REQUIREMENT —
Write out the records below once more, exactly as they stand.

DATASET CONTENT —

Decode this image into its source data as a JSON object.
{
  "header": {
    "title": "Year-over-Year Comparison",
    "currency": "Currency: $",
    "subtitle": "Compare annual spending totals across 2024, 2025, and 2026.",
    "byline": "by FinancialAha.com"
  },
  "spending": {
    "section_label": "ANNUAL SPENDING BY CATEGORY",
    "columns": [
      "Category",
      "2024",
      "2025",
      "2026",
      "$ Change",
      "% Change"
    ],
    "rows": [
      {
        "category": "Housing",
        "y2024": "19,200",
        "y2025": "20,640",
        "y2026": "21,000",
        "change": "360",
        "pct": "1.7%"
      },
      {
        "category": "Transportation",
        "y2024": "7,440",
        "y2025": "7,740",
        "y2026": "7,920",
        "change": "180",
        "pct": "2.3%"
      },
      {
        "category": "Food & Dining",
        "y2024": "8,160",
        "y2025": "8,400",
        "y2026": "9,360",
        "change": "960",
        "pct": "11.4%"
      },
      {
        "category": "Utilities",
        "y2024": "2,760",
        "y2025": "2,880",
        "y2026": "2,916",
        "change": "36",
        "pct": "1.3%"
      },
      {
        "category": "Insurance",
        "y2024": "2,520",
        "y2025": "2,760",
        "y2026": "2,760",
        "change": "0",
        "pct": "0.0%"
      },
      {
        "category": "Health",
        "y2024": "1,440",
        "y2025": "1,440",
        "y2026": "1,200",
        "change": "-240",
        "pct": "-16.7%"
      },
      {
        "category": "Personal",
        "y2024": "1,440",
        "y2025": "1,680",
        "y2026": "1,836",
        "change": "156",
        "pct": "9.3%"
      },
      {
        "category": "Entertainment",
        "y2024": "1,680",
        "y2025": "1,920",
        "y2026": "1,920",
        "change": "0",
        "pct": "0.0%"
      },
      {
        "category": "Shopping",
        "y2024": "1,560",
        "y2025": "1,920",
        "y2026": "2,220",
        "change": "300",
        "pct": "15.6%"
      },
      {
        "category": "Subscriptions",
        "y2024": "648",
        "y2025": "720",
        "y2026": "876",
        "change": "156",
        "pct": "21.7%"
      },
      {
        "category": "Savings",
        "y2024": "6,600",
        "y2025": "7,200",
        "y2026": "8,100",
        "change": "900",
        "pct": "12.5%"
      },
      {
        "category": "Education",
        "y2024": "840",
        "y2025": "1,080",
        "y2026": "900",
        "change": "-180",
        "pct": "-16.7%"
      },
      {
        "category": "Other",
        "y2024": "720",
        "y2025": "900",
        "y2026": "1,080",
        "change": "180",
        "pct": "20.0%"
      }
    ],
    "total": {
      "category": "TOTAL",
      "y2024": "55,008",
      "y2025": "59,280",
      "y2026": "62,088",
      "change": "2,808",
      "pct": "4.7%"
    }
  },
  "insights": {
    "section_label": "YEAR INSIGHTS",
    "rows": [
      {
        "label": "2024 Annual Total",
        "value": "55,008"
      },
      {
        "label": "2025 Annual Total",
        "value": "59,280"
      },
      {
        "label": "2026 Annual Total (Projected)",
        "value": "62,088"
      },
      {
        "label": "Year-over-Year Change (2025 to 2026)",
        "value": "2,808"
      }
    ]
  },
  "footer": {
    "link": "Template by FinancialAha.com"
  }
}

EXERCISE RESPONSE —
Decode this image into its source data as a JSON object.
{
  "header": {
    "title": "Year-over-Year Comparison",
    "currency": "Currency: $",
    "subtitle": "Compare annual spending totals across 2024, 2025, and 2026.",
    "byline": "by FinancialAha.com"
  },
  "spending": {
    "section_label": "ANNUAL SPENDING BY CATEGORY",
    "columns": [
      "Category",
      "2024",
      "2025",
      "2026",
      "$ Change",
      "% Change"
    ],
    "rows": [
      {
        "category": "Housing",
        "y2024": "19,200",
        "y2025": "20,640",
        "y2026": "21,000",
        "change": "360",
        "pct": "1.7%"
      },
      {
        "category": "Transportation",
        "y2024": "7,440",
        "y2025": "7,740",
        "y2026": "7,920",
        "change": "180",
        "pct": "2.3%"
      },
      {
        "category": "Food & Dining",
        "y2024": "8,160",
        "y2025": "8,400",
        "y2026": "9,360",
        "change": "960",
        "pct": "11.4%"
      },
      {
        "category": "Utilities",
        "y2024": "2,760",
        "y2025": "2,880",
        "y2026": "2,916",
        "change": "36",
        "pct": "1.3%"
      },
      {
        "category": "Insurance",
        "y2024": "2,520",
        "y2025": "2,760",
        "y2026": "2,760",
        "change": "0",
        "pct": "0.0%"
      },
      {
        "category": "Health",
        "y2024": "1,440",
        "y2025": "1,440",
        "y2026": "1,200",
        "change": "-240",
        "pct": "-16.7%"
      },
      {
        "category": "Personal",
        "y2024": "1,440",
        "y2025": "1,680",
        "y2026": "1,836",
        "change": "156",
        "pct": "9.3%"
      },
      {
        "category": "Entertainment",
        "y2024": "1,680",
        "y2025": "1,920",
        "y2026": "1,920",
        "change": "0",
        "pct": "0.0%"
      },
      {
        "category": "Shopping",
        "y2024": "1,560",
        "y2025": "1,920",
        "y2026": "2,220",
        "change": "300",
        "pct": "15.6%"
      },
      {
        "category": "Subscriptions",
        "y2024": "648",
        "y2025": "720",
        "y2026": "876",
        "change": "156",
        "pct": "21.7%"
      },
      {
        "category": "Savings",
        "y2024": "6,600",
        "y2025": "7,200",
        "y2026": "8,100",
        "change": "900",
        "pct": "12.5%"
      },
      {
        "category": "Education",
        "y2024": "840",
        "y2025": "1,080",
        "y2026": "900",
        "change": "-180",
        "pct": "-16.7%"
      },
      {
        "category": "Other",
        "y2024": "720",
        "y2025": "900",
        "y2026": "1,080",
        "change": "180",
        "pct": "20.0%"
      }
    ],
    "total": {
      "category": "TOTAL",
      "y2024": "55,008",
      "y2025": "59,280",
      "y2026": "62,088",
      "change": "2,808",
      "pct": "4.7%"
    }
  },
  "insights": {
    "section_label": "YEAR INSIGHTS",
    "rows": [
      {
        "label": "2024 Annual Total",
        "value": "55,008"
      },
      {
        "label": "2025 Annual Total",
        "value": "59,280"
      },
      {
        "label": "2026 Annual Total (Projected)",
        "value": "62,088"
      },
      {
        "label": "Year-over-Year Change (2025 to 2026)",
        "value": "2,808"
      }
    ]
  },
  "footer": {
    "link": "Template by FinancialAha.com"
  }
}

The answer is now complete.